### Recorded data
# # # # #
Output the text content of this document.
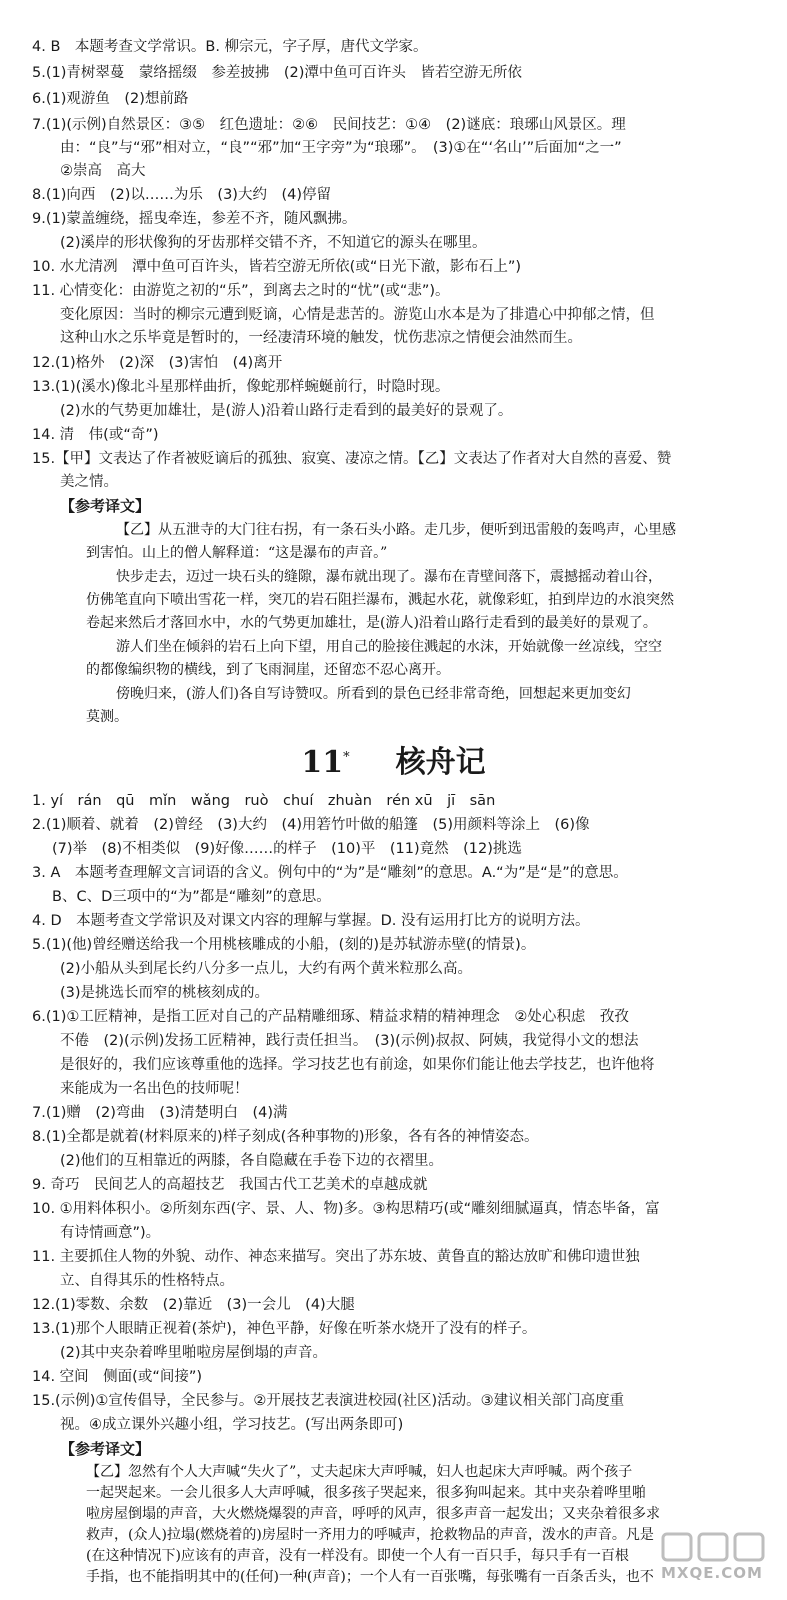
4. B　本题考查文学常识。B. 柳宗元，字子厚，唐代文学家。
5.(1)青树翠蔓　蒙络摇缀　参差披拂　(2)潭中鱼可百许头　皆若空游无所依
6.(1)观游鱼　(2)想前路
7.(1)(示例)自然景区：③⑤　红色遗址：②⑥　民间技艺：①④　(2)谜底：琅琊山风景区。理
由：“良”与“邪”相对立，“良”“邪”加“王字旁”为“琅琊”。　(3)①在“‘名山’”后面加“之一”
②崇高　高大
8.(1)向西　(2)以……为乐　(3)大约　(4)停留
9.(1)蒙盖缠绕，摇曳牵连，参差不齐，随风飘拂。
(2)溪岸的形状像狗的牙齿那样交错不齐，不知道它的源头在哪里。
10. 水尤清冽　潭中鱼可百许头，皆若空游无所依(或“日光下澈，影布石上”)
11. 心情变化：由游览之初的“乐”，到离去之时的“忧”(或“悲”)。
变化原因：当时的柳宗元遭到贬谪，心情是悲苦的。游览山水本是为了排遣心中抑郁之情，但
这种山水之乐毕竟是暂时的，一经凄清环境的触发，忧伤悲凉之情便会油然而生。
12.(1)格外　(2)深　(3)害怕　(4)离开
13.(1)(溪水)像北斗星那样曲折，像蛇那样蜿蜒前行，时隐时现。
(2)水的气势更加雄壮，是(游人)沿着山路行走看到的最美好的景观了。
14. 清　伟(或“奇”)
15.【甲】文表达了作者被贬谪后的孤独、寂寞、凄凉之情。【乙】文表达了作者对大自然的喜爱、赞
美之情。
【参考译文】
【乙】从五泄寺的大门往右拐，有一条石头小路。走几步，便听到迅雷般的轰鸣声，心里感
到害怕。山上的僧人解释道：“这是瀑布的声音。”
快步走去，迈过一块石头的缝隙，瀑布就出现了。瀑布在青壁间落下，震撼摇动着山谷，
仿佛笔直向下喷出雪花一样，突兀的岩石阻拦瀑布，溅起水花，就像彩虹，拍到岸边的水浪突然
卷起来然后才落回水中，水的气势更加雄壮，是(游人)沿着山路行走看到的最美好的景观了。
游人们坐在倾斜的岩石上向下望，用自己的脸接住溅起的水沫，开始就像一丝凉线，空空
的都像编织物的横线，到了飞雨洞崖，还留恋不忍心离开。
傍晚归来，(游人们)各自写诗赞叹。所看到的景色已经非常奇绝，回想起来更加变幻
莫测。
11* 核舟记
1. yí　rán　qū　mǐn　wǎng　ruò　chuí　zhuàn　rén xū　jī　sān
2.(1)顺着、就着　(2)曾经　(3)大约　(4)用箬竹叶做的船篷　(5)用颜料等涂上　(6)像
(7)举　(8)不相类似　(9)好像……的样子　(10)平　(11)竟然　(12)挑选
3. A　本题考查理解文言词语的含义。例句中的“为”是“雕刻”的意思。A.“为”是“是”的意思。
B、C、D三项中的“为”都是“雕刻”的意思。
4. D　本题考查文学常识及对课文内容的理解与掌握。D. 没有运用打比方的说明方法。
5.(1)(他)曾经赠送给我一个用桃核雕成的小船，(刻的)是苏轼游赤壁(的情景)。
(2)小船从头到尾长约八分多一点儿，大约有两个黄米粒那么高。
(3)是挑选长而窄的桃核刻成的。
6.(1)①工匠精神，是指工匠对自己的产品精雕细琢、精益求精的精神理念　②处心积虑　孜孜
不倦　(2)(示例)发扬工匠精神，践行责任担当。　(3)(示例)叔叔、阿姨，我觉得小文的想法
是很好的，我们应该尊重他的选择。学习技艺也有前途，如果你们能让他去学技艺，也许他将
来能成为一名出色的技师呢！
7.(1)赠　(2)弯曲　(3)清楚明白　(4)满
8.(1)全都是就着(材料原来的)样子刻成(各种事物的)形象，各有各的神情姿态。
(2)他们的互相靠近的两膝，各自隐藏在手卷下边的衣褶里。
9. 奇巧　民间艺人的高超技艺　我国古代工艺美术的卓越成就
10. ①用料体积小。②所刻东西(字、景、人、物)多。③构思精巧(或“雕刻细腻逼真，情态毕备，富
有诗情画意”)。
11. 主要抓住人物的外貌、动作、神态来描写。突出了苏东坡、黄鲁直的豁达放旷和佛印遗世独
立、自得其乐的性格特点。
12.(1)零数、余数　(2)靠近　(3)一会儿　(4)大腿
13.(1)那个人眼睛正视着(茶炉)，神色平静，好像在听茶水烧开了没有的样子。
(2)其中夹杂着哗里啪啦房屋倒塌的声音。
14. 空间　侧面(或“间接”)
15.(示例)①宣传倡导，全民参与。②开展技艺表演进校园(社区)活动。③建议相关部门高度重
视。④成立课外兴趣小组，学习技艺。(写出两条即可)
【参考译文】
【乙】忽然有个人大声喊“失火了”，丈夫起床大声呼喊，妇人也起床大声呼喊。两个孩子
一起哭起来。一会儿很多人大声呼喊，很多孩子哭起来，很多狗叫起来。其中夹杂着哗里啪
啦房屋倒塌的声音，大火燃烧爆裂的声音，呼呼的风声，很多声音一起发出；又夹杂着很多求
救声，(众人)拉塌(燃烧着的)房屋时一齐用力的呼喊声，抢救物品的声音，泼水的声音。凡是
(在这种情况下)应该有的声音，没有一样没有。即使一个人有一百只手，每只手有一百根
手指，也不能指明其中的(任何)一种(声音)；一个人有一百张嘴，每张嘴有一百条舌头，也不 MXQE.COM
# # # # #
### Request
Reproduce the material above in full and without alteration, but skip all pictures.

### Solution
Output the text content of this document.
4. B　本题考查文学常识。B. 柳宗元，字子厚，唐代文学家。
5.(1)青树翠蔓　蒙络摇缀　参差披拂　(2)潭中鱼可百许头　皆若空游无所依
6.(1)观游鱼　(2)想前路
7.(1)(示例)自然景区：③⑤　红色遗址：②⑥　民间技艺：①④　(2)谜底：琅琊山风景区。理
由：“良”与“邪”相对立，“良”“邪”加“王字旁”为“琅琊”。　(3)①在“‘名山’”后面加“之一”
②崇高　高大
8.(1)向西　(2)以……为乐　(3)大约　(4)停留
9.(1)蒙盖缠绕，摇曳牵连，参差不齐，随风飘拂。
(2)溪岸的形状像狗的牙齿那样交错不齐，不知道它的源头在哪里。
10. 水尤清冽　潭中鱼可百许头，皆若空游无所依(或“日光下澈，影布石上”)
11. 心情变化：由游览之初的“乐”，到离去之时的“忧”(或“悲”)。
变化原因：当时的柳宗元遭到贬谪，心情是悲苦的。游览山水本是为了排遣心中抑郁之情，但
这种山水之乐毕竟是暂时的，一经凄清环境的触发，忧伤悲凉之情便会油然而生。
12.(1)格外　(2)深　(3)害怕　(4)离开
13.(1)(溪水)像北斗星那样曲折，像蛇那样蜿蜒前行，时隐时现。
(2)水的气势更加雄壮，是(游人)沿着山路行走看到的最美好的景观了。
14. 清　伟(或“奇”)
15.【甲】文表达了作者被贬谪后的孤独、寂寞、凄凉之情。【乙】文表达了作者对大自然的喜爱、赞
美之情。
【参考译文】
【乙】从五泄寺的大门往右拐，有一条石头小路。走几步，便听到迅雷般的轰鸣声，心里感
到害怕。山上的僧人解释道：“这是瀑布的声音。”
快步走去，迈过一块石头的缝隙，瀑布就出现了。瀑布在青壁间落下，震撼摇动着山谷，
仿佛笔直向下喷出雪花一样，突兀的岩石阻拦瀑布，溅起水花，就像彩虹，拍到岸边的水浪突然
卷起来然后才落回水中，水的气势更加雄壮，是(游人)沿着山路行走看到的最美好的景观了。
游人们坐在倾斜的岩石上向下望，用自己的脸接住溅起的水沫，开始就像一丝凉线，空空
的都像编织物的横线，到了飞雨洞崖，还留恋不忍心离开。
傍晚归来，(游人们)各自写诗赞叹。所看到的景色已经非常奇绝，回想起来更加变幻
莫测。
11* 核舟记
1. yí　rán　qū　mǐn　wǎng　ruò　chuí　zhuàn　rén xū　jī　sān
2.(1)顺着、就着　(2)曾经　(3)大约　(4)用箬竹叶做的船篷　(5)用颜料等涂上　(6)像
(7)举　(8)不相类似　(9)好像……的样子　(10)平　(11)竟然　(12)挑选
3. A　本题考查理解文言词语的含义。例句中的“为”是“雕刻”的意思。A.“为”是“是”的意思。
B、C、D三项中的“为”都是“雕刻”的意思。
4. D　本题考查文学常识及对课文内容的理解与掌握。D. 没有运用打比方的说明方法。
5.(1)(他)曾经赠送给我一个用桃核雕成的小船，(刻的)是苏轼游赤壁(的情景)。
(2)小船从头到尾长约八分多一点儿，大约有两个黄米粒那么高。
(3)是挑选长而窄的桃核刻成的。
6.(1)①工匠精神，是指工匠对自己的产品精雕细琢、精益求精的精神理念　②处心积虑　孜孜
不倦　(2)(示例)发扬工匠精神，践行责任担当。　(3)(示例)叔叔、阿姨，我觉得小文的想法
是很好的，我们应该尊重他的选择。学习技艺也有前途，如果你们能让他去学技艺，也许他将
来能成为一名出色的技师呢！
7.(1)赠　(2)弯曲　(3)清楚明白　(4)满
8.(1)全都是就着(材料原来的)样子刻成(各种事物的)形象，各有各的神情姿态。
(2)他们的互相靠近的两膝，各自隐藏在手卷下边的衣褶里。
9. 奇巧　民间艺人的高超技艺　我国古代工艺美术的卓越成就
10. ①用料体积小。②所刻东西(字、景、人、物)多。③构思精巧(或“雕刻细腻逼真，情态毕备，富
有诗情画意”)。
11. 主要抓住人物的外貌、动作、神态来描写。突出了苏东坡、黄鲁直的豁达放旷和佛印遗世独
立、自得其乐的性格特点。
12.(1)零数、余数　(2)靠近　(3)一会儿　(4)大腿
13.(1)那个人眼睛正视着(茶炉)，神色平静，好像在听茶水烧开了没有的样子。
(2)其中夹杂着哗里啪啦房屋倒塌的声音。
14. 空间　侧面(或“间接”)
15.(示例)①宣传倡导，全民参与。②开展技艺表演进校园(社区)活动。③建议相关部门高度重
视。④成立课外兴趣小组，学习技艺。(写出两条即可)
【参考译文】
【乙】忽然有个人大声喊“失火了”，丈夫起床大声呼喊，妇人也起床大声呼喊。两个孩子
一起哭起来。一会儿很多人大声呼喊，很多孩子哭起来，很多狗叫起来。其中夹杂着哗里啪
啦房屋倒塌的声音，大火燃烧爆裂的声音，呼呼的风声，很多声音一起发出；又夹杂着很多求
救声，(众人)拉塌(燃烧着的)房屋时一齐用力的呼喊声，抢救物品的声音，泼水的声音。凡是
(在这种情况下)应该有的声音，没有一样没有。即使一个人有一百只手，每只手有一百根
手指，也不能指明其中的(任何)一种(声音)；一个人有一百张嘴，每张嘴有一百条舌头，也不 MXQE.COM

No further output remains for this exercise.